-- Begin EXTRACTED RECORDS --
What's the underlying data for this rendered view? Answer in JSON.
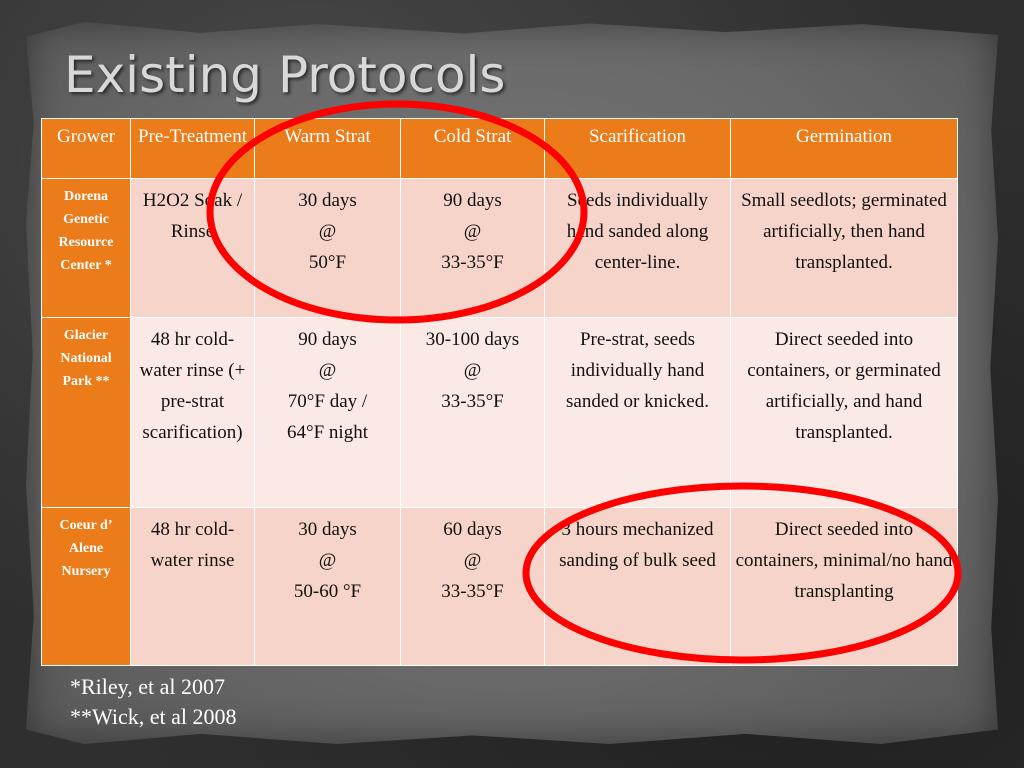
{
  "title": "Existing Protocols",
  "table": {
    "headers": [
      "Grower",
      "Pre-Treatment",
      "Warm Strat",
      "Cold Strat",
      "Scarification",
      "Germination"
    ],
    "rows": [
      {
        "grower": "Dorena Genetic Resource Center *",
        "pretreatment": "H2O2 Soak / Rinse",
        "warm_strat": "30 days\n@\n50°F",
        "cold_strat": "90 days\n@\n33-35°F",
        "scarification": "Seeds individually hand sanded along center-line.",
        "germination": "Small seedlots; germinated artificially, then hand transplanted."
      },
      {
        "grower": "Glacier National Park **",
        "pretreatment": "48 hr cold-water rinse (+ pre-strat scarification)",
        "warm_strat": "90 days\n@\n70°F  day /\n64°F night",
        "cold_strat": "30-100 days\n@\n33-35°F",
        "scarification": "Pre-strat, seeds individually hand sanded or knicked.",
        "germination": "Direct seeded into containers, or germinated artificially, and hand transplanted."
      },
      {
        "grower": "Coeur d’ Alene Nursery",
        "pretreatment": "48 hr cold-water rinse",
        "warm_strat": "30 days\n@\n50-60 °F",
        "cold_strat": "60 days\n@\n33-35°F",
        "scarification": "3 hours mechanized sanding of bulk seed",
        "germination": "Direct seeded into containers, minimal/no hand transplanting"
      }
    ]
  },
  "footnotes": [
    "*Riley, et al 2007",
    "**Wick, et al 2008"
  ],
  "colors": {
    "header_bg": "#ec7c1a",
    "row_odd_bg": "#f6d4c9",
    "row_even_bg": "#fae9e4",
    "highlight_circle": "#ff0000"
  }
}
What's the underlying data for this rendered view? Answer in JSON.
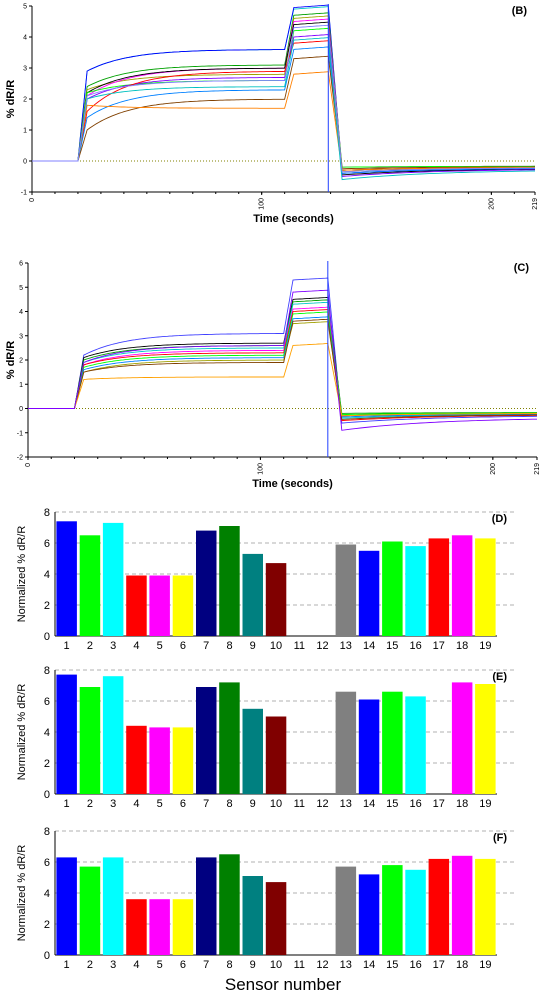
{
  "chart_data": [
    {
      "type": "line",
      "panel_label": "(B)",
      "xlabel": "Time (seconds)",
      "ylabel": "% dR/R",
      "xlim": [
        0,
        219
      ],
      "ylim": [
        -1,
        5
      ],
      "x_ticks": [
        "0",
        "100",
        "200",
        "219"
      ],
      "x_tick_values": [
        0,
        100,
        200,
        219
      ],
      "y_ticks": [
        "-1",
        "0",
        "1",
        "2",
        "3",
        "4",
        "5"
      ],
      "y_tick_values": [
        -1,
        0,
        1,
        2,
        3,
        4,
        5
      ],
      "baseline": 0,
      "marker_x": 129,
      "series": [
        {
          "color": "#00c8c8",
          "plateau1": [
            2.9,
            3.6
          ],
          "plateau2": 4.9,
          "recovery": -0.3
        },
        {
          "color": "#0000ff",
          "plateau1": [
            2.9,
            3.6
          ],
          "plateau2": 4.95,
          "recovery": -0.4
        },
        {
          "color": "#00a000",
          "plateau1": [
            2.4,
            3.1
          ],
          "plateau2": 4.7,
          "recovery": -0.3
        },
        {
          "color": "#a0a000",
          "plateau1": [
            2.3,
            2.8
          ],
          "plateau2": 4.6,
          "recovery": -0.35
        },
        {
          "color": "#ff00ff",
          "plateau1": [
            2.1,
            3.0
          ],
          "plateau2": 4.5,
          "recovery": -0.2
        },
        {
          "color": "#000000",
          "plateau1": [
            2.2,
            3.0
          ],
          "plateau2": 4.4,
          "recovery": -0.45
        },
        {
          "color": "#00ff00",
          "plateau1": [
            2.2,
            2.6
          ],
          "plateau2": 4.2,
          "recovery": -0.2
        },
        {
          "color": "#8000ff",
          "plateau1": [
            2.0,
            2.7
          ],
          "plateau2": 4.0,
          "recovery": -0.5
        },
        {
          "color": "#ff0000",
          "plateau1": [
            1.6,
            2.9
          ],
          "plateau2": 3.8,
          "recovery": -0.3
        },
        {
          "color": "#0080ff",
          "plateau1": [
            1.4,
            2.3
          ],
          "plateau2": 3.6,
          "recovery": -0.4
        },
        {
          "color": "#804000",
          "plateau1": [
            1.0,
            2.0
          ],
          "plateau2": 3.3,
          "recovery": -0.25
        },
        {
          "color": "#ff8000",
          "plateau1": [
            1.8,
            1.7
          ],
          "plateau2": 2.8,
          "recovery": -0.3
        },
        {
          "color": "#00c0c0",
          "plateau1": [
            2.0,
            2.4
          ],
          "plateau2": 3.9,
          "recovery": -0.6
        },
        {
          "color": "#8080ff",
          "plateau1": [
            2.1,
            2.6
          ],
          "plateau2": 4.3,
          "recovery": -0.35
        }
      ]
    },
    {
      "type": "line",
      "panel_label": "(C)",
      "xlabel": "Time (seconds)",
      "ylabel": "% dR/R",
      "xlim": [
        0,
        219
      ],
      "ylim": [
        -2,
        6
      ],
      "x_ticks": [
        "0",
        "100",
        "200",
        "219"
      ],
      "x_tick_values": [
        0,
        100,
        200,
        219
      ],
      "y_ticks": [
        "-2",
        "-1",
        "0",
        "1",
        "2",
        "3",
        "4",
        "5",
        "6"
      ],
      "y_tick_values": [
        -2,
        -1,
        0,
        1,
        2,
        3,
        4,
        5,
        6
      ],
      "baseline": 0,
      "marker_x": 129,
      "series": [
        {
          "color": "#4040ff",
          "plateau1": [
            2.2,
            3.1
          ],
          "plateau2": 5.3,
          "recovery": -0.6
        },
        {
          "color": "#000000",
          "plateau1": [
            2.1,
            2.7
          ],
          "plateau2": 4.5,
          "recovery": -0.3
        },
        {
          "color": "#00a000",
          "plateau1": [
            2.0,
            2.6
          ],
          "plateau2": 4.4,
          "recovery": -0.2
        },
        {
          "color": "#00c8c8",
          "plateau1": [
            1.9,
            2.5
          ],
          "plateau2": 4.3,
          "recovery": -0.4
        },
        {
          "color": "#ff00ff",
          "plateau1": [
            1.8,
            2.4
          ],
          "plateau2": 4.1,
          "recovery": -0.3
        },
        {
          "color": "#ff0000",
          "plateau1": [
            1.8,
            2.3
          ],
          "plateau2": 4.0,
          "recovery": -0.5
        },
        {
          "color": "#00ff00",
          "plateau1": [
            1.7,
            2.2
          ],
          "plateau2": 3.9,
          "recovery": -0.25
        },
        {
          "color": "#0080ff",
          "plateau1": [
            1.6,
            2.1
          ],
          "plateau2": 3.7,
          "recovery": -0.35
        },
        {
          "color": "#a0a000",
          "plateau1": [
            1.5,
            2.0
          ],
          "plateau2": 3.5,
          "recovery": -0.3
        },
        {
          "color": "#804000",
          "plateau1": [
            1.5,
            1.9
          ],
          "plateau2": 3.6,
          "recovery": -0.45
        },
        {
          "color": "#ffa000",
          "plateau1": [
            1.2,
            1.3
          ],
          "plateau2": 2.6,
          "recovery": -0.3
        },
        {
          "color": "#8000ff",
          "plateau1": [
            1.9,
            2.6
          ],
          "plateau2": 4.8,
          "recovery": -0.9
        }
      ]
    },
    {
      "type": "bar",
      "panel_label": "(D)",
      "ylabel": "Normalized % dR/R",
      "ylim": [
        0,
        8
      ],
      "y_ticks": [
        "0",
        "2",
        "4",
        "6",
        "8"
      ],
      "categories": [
        "1",
        "2",
        "3",
        "4",
        "5",
        "6",
        "7",
        "8",
        "9",
        "10",
        "11",
        "12",
        "13",
        "14",
        "15",
        "16",
        "17",
        "18",
        "19"
      ],
      "values": [
        7.4,
        6.5,
        7.3,
        3.9,
        3.9,
        3.9,
        6.8,
        7.1,
        5.3,
        4.7,
        0,
        0,
        5.9,
        5.5,
        6.1,
        5.8,
        6.3,
        6.5,
        6.3
      ]
    },
    {
      "type": "bar",
      "panel_label": "(E)",
      "ylabel": "Normalized % dR/R",
      "ylim": [
        0,
        8
      ],
      "y_ticks": [
        "0",
        "2",
        "4",
        "6",
        "8"
      ],
      "categories": [
        "1",
        "2",
        "3",
        "4",
        "5",
        "6",
        "7",
        "8",
        "9",
        "10",
        "11",
        "12",
        "13",
        "14",
        "15",
        "16",
        "17",
        "18",
        "19"
      ],
      "values": [
        7.7,
        6.9,
        7.6,
        4.4,
        4.3,
        4.3,
        6.9,
        7.2,
        5.5,
        5.0,
        0,
        0,
        6.6,
        6.1,
        6.6,
        6.3,
        0,
        7.2,
        7.1
      ]
    },
    {
      "type": "bar",
      "panel_label": "(F)",
      "ylabel": "Normalized % dR/R",
      "ylim": [
        0,
        8
      ],
      "y_ticks": [
        "0",
        "2",
        "4",
        "6",
        "8"
      ],
      "categories": [
        "1",
        "2",
        "3",
        "4",
        "5",
        "6",
        "7",
        "8",
        "9",
        "10",
        "11",
        "12",
        "13",
        "14",
        "15",
        "16",
        "17",
        "18",
        "19"
      ],
      "values": [
        6.3,
        5.7,
        6.3,
        3.6,
        3.6,
        3.6,
        6.3,
        6.5,
        5.1,
        4.7,
        0,
        0,
        5.7,
        5.2,
        5.8,
        5.5,
        6.2,
        6.4,
        6.2
      ]
    }
  ],
  "bar_colors": [
    "#0000ff",
    "#00ff00",
    "#00ffff",
    "#ff0000",
    "#ff00ff",
    "#ffff00",
    "#000080",
    "#008000",
    "#008080",
    "#800000",
    "#cccccc",
    "#cccccc",
    "#808080",
    "#0000ff",
    "#00ff00",
    "#00ffff",
    "#ff0000",
    "#ff00ff",
    "#ffff00"
  ],
  "shared_xlabel": "Sensor number"
}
-- End EXTRACTED RECORDS --
GOAL
Work out how many lines in the records above hold the string "seeded", then give only that count.

RESPONSE
2